In last week’s note I referred to a study that showed that people are the most dissatisfied with political systems over the last forty years, especially so in the two chief Anglo-Saxon countries. Mindful of the Shakespeare quote in Hamlet that ‘When sorrows come, they come not single spies, but in battalions’, more bad news has arrived.
A study from Carbon Brief that has collated data from six different research groups (e.g. NASA) to show that 2020 is the ‘hottest’ year in centuries, the Vix index of stock market stress reached highs only surpassed on a handful of occasions in the last forty years and, two academics in the US (Peter Turchin and Jack Goldstone) have recently highlighted that their political stress index is at a multi decade high, something they feel portends imminent revolution in the USA.
Add to that the re-imposing of lockdowns across Europe and a wave of savage terror attacks in France, and it is all, frankly, too much. I sense that a great many people are truly fed up with 2020.
The outlook might brighten on Tuesday, in the shape of a dashing political cavalry charge by Joe Biden and his team to re-take the White House. If this happens in a convincing way, stock market volatility will be crushed, America might tackle COVID better, the green economy should flourish, and we may even see a sense of collaboration between Washington and Brussels to produce better coordinated recovery plans across the ‘Old World’. Any result other than an emphatic Biden one will likely see us confined to stress-ridden purgatory.
I am not going to spend any more time trying to predict the US presidential election but rather want to focus a little on the nature and consequences of such a stressed world.

------------------------------------------------------------

### WHAT TO WORK ON
a: Answer these questions from the commentary on a stressed 2020, one line each, marked (i), (ii) and (iii): (i) Which play is the source of the quote about sorrows arriving in battalions? (ii) Which two academics say their political stress index is at a multi-decade high? (iii) On what day does the commentary say the outlook might brighten?
b: Pick up the commentary on a stressed 2020 after its final sentence and write the next paragraph or two.

------------------------------------------------------------

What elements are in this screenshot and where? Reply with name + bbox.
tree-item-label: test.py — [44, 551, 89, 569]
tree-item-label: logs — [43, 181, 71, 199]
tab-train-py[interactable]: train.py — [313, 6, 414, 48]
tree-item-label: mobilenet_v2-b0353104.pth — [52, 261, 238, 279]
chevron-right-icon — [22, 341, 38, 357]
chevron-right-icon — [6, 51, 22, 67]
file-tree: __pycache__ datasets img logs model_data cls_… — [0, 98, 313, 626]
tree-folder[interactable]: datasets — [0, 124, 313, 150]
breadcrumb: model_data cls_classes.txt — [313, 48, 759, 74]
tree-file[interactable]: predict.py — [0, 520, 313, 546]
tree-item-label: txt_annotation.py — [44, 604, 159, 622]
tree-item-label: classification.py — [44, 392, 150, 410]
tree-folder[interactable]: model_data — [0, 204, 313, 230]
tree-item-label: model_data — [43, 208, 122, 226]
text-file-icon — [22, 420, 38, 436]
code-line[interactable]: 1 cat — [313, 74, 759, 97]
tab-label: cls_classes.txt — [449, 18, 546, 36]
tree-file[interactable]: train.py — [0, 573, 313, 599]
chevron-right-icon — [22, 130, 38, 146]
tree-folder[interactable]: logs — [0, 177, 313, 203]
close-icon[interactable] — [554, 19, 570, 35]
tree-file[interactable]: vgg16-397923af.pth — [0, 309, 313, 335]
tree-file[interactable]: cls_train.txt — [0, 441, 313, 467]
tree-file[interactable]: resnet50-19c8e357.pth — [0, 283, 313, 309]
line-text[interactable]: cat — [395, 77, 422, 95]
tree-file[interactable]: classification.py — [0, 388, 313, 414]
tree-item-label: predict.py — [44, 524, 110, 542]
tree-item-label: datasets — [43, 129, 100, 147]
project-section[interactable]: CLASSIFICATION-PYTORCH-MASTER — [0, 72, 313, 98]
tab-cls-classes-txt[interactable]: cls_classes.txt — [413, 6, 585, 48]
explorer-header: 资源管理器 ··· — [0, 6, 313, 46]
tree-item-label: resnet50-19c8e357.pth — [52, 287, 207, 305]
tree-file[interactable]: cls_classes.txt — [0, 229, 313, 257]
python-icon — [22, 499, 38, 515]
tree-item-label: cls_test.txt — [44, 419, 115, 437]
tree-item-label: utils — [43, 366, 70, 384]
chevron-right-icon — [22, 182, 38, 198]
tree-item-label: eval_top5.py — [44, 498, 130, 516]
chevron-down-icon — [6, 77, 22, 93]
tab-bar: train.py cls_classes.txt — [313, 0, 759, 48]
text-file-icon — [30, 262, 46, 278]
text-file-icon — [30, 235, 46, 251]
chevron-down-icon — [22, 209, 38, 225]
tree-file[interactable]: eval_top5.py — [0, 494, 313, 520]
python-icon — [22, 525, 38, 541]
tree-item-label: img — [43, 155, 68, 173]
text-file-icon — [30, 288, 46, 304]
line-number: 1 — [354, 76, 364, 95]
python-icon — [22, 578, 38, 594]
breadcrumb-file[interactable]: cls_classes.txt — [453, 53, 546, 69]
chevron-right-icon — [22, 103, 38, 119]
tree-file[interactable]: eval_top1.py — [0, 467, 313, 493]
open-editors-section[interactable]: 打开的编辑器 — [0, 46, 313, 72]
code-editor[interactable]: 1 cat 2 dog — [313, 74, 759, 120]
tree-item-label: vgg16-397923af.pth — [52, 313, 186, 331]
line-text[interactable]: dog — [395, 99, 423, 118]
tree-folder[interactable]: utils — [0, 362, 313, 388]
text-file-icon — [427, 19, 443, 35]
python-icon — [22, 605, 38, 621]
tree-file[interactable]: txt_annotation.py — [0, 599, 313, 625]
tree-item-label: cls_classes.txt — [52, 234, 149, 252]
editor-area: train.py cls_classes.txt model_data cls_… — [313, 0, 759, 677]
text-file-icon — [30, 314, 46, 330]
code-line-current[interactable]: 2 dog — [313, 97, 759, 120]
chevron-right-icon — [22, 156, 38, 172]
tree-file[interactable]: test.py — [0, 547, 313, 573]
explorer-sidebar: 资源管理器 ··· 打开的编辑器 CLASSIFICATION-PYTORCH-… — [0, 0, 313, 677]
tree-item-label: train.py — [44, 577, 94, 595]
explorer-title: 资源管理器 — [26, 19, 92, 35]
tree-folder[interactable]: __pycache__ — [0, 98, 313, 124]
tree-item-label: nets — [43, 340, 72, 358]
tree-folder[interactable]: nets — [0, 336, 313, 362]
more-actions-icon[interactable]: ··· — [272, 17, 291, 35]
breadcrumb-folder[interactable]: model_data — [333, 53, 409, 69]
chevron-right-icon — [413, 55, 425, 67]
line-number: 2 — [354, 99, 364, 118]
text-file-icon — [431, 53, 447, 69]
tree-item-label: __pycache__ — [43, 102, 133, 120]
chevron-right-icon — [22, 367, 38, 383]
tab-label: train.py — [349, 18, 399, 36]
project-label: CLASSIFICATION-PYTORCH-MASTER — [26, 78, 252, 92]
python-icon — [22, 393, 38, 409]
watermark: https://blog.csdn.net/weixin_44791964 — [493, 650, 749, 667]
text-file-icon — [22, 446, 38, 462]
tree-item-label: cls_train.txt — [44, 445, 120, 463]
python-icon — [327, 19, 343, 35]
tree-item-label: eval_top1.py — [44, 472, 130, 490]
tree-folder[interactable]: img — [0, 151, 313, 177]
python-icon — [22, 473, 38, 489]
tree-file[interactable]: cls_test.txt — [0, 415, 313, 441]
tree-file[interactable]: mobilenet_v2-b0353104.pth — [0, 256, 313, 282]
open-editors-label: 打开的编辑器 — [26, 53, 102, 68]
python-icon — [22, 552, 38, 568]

------------------------------------------------------------

### ANSWERS BY ITEM
a:
(i) Hamlet
(ii) Peter Turchin and Jack Goldstone
(iii) Tuesday

b:
One is the propensity for people’s view of the world to be conditioned by stress – in general there is a tendency towards short-termism in the sense that we lose sight of longer term trends, and in addition a tendency to over emphasise dramatic outcomes. It strikes me that the media has been more than usually coloured with warnings of a repeat of the ‘2016 election surprise’, a ‘1987 market crash’, ‘1918 level health emergency’ and impending cyber wars, to note just a few examples. We need to keep at least an eye on the longer term outlook, as outlined in ‘Roaring 20’s’ (17.10.2020).
A more serious side-effect is the way in which this epidemic and its consequences will condition behaviour and mindsets. There is a growing body of research that shows that deep financial crises produce political aftershocks (for instance the ifo Institut has produced research linking the rise of radical and populist parties to financial crises).
In the same way, waves of lockdowns and economic damage will trigger shockwaves in mental health. In previous notes I have suggested that mental health will be one of the major policy issues of the 21st century to the extent that it becomes a pillar of healthcare. This crisis will accelerate that.
In the short-term it’s hard to know what policy makers should do, and it must be appreciated that many of them are under great physical and mental stress. For instance, Emmanuel Macron, having given a very clear and important address on Wednesday evening, found himself in Nice some ten hours afterwards, making sense of yet another terror attack.
One suggestion is that with political classes in both Washington and Brussels having failed to agree a second fiscal stimulus (in the case of the US) and the implementation of the first package (in the EU) that fiscal packages be amended to devote greater resources to mental health (a few countries already incorporate the idea of Wellbeing into budgeting) and the reconfiguration of health services around this, especially if Europe at least will endure a third wave of COVID 19 after Christmas. In this way, longer term societal damage can, to an extent, be avoided.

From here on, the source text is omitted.